* **Aim of the task**
Pick out each line in these entries that contains the string "frac".

* **Source data**
________________

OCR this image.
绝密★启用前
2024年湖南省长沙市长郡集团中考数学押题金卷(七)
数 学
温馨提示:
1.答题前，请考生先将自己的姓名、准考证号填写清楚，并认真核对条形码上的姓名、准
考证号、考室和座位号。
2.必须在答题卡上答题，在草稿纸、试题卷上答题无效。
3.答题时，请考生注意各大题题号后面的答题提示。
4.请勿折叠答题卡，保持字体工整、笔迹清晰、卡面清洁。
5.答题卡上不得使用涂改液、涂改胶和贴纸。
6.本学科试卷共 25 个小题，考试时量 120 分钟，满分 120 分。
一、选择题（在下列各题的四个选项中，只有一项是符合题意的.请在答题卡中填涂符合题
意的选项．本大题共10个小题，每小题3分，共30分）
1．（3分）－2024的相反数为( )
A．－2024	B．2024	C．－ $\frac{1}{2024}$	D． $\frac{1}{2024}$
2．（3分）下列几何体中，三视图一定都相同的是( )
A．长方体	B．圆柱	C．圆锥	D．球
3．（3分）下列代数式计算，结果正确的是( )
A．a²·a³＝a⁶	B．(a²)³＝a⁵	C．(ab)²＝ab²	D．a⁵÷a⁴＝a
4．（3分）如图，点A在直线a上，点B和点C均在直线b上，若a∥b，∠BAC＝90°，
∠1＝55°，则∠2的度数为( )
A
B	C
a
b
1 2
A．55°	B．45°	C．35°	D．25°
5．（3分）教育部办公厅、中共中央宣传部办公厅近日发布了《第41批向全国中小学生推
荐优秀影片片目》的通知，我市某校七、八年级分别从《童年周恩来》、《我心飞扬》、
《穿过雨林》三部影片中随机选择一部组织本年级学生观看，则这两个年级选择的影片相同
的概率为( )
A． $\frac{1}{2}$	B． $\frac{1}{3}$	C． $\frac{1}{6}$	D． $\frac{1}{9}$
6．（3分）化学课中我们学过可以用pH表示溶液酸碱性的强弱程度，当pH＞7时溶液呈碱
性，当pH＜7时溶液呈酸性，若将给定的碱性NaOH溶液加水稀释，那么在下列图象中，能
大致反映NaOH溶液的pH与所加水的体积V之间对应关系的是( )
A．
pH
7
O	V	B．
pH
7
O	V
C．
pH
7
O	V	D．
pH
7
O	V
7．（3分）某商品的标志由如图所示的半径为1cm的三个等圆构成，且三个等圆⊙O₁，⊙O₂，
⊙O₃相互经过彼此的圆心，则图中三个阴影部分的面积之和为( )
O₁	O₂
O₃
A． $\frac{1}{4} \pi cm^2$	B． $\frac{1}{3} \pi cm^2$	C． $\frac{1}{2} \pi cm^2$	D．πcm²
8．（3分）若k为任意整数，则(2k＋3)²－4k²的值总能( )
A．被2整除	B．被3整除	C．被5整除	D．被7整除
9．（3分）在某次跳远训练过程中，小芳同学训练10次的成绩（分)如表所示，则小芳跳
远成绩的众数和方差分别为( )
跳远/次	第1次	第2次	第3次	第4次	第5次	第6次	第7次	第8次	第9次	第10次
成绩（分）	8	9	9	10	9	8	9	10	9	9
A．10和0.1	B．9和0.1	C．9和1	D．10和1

________________

* **The response**
A．－2024	B．2024	C．－ $\frac{1}{2024}$	D． $\frac{1}{2024}$
A． $\frac{1}{2}$	B． $\frac{1}{3}$	C． $\frac{1}{6}$	D． $\frac{1}{9}$
A． $\frac{1}{4} \pi cm^2$	B． $\frac{1}{3} \pi cm^2$	C． $\frac{1}{2} \pi cm^2$	D．πcm²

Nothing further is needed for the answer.